From the entries below, copy out every line with "NFEC" in it.

▶ _Records for the exercise_:
━━━━━━━━━━━━━━━━
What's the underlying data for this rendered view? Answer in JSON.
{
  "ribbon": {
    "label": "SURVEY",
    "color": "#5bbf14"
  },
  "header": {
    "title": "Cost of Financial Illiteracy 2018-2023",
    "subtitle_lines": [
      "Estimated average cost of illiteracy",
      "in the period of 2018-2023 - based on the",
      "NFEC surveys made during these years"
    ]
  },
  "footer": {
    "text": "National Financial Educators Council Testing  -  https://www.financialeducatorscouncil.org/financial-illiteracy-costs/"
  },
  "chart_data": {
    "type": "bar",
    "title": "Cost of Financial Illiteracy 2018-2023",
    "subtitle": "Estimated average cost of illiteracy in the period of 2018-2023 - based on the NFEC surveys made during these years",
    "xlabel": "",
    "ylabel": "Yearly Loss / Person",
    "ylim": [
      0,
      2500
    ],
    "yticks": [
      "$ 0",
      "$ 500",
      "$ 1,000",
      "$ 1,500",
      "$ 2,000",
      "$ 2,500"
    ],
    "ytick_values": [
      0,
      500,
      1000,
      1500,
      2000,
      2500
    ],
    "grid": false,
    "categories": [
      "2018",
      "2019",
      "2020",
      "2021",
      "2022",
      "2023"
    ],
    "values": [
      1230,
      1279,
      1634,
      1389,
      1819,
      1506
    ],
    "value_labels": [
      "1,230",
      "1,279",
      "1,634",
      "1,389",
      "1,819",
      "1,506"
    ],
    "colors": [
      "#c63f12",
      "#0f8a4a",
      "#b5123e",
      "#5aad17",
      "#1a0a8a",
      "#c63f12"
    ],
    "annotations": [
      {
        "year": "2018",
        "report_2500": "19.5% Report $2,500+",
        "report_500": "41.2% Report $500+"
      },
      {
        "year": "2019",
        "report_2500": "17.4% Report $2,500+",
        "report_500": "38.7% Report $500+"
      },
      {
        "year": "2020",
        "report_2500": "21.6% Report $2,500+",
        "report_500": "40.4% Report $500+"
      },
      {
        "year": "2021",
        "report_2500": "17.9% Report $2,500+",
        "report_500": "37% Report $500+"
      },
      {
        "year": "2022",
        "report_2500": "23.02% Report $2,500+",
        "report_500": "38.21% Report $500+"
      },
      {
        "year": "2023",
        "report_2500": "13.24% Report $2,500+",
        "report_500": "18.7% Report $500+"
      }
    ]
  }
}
━━━━━━━━━━━━━━━━
▶ _Solved problem_:
      "NFEC surveys made during these years"
    "subtitle": "Estimated average cost of illiteracy in the period of 2018-2023 - based on the NFEC surveys made during these years",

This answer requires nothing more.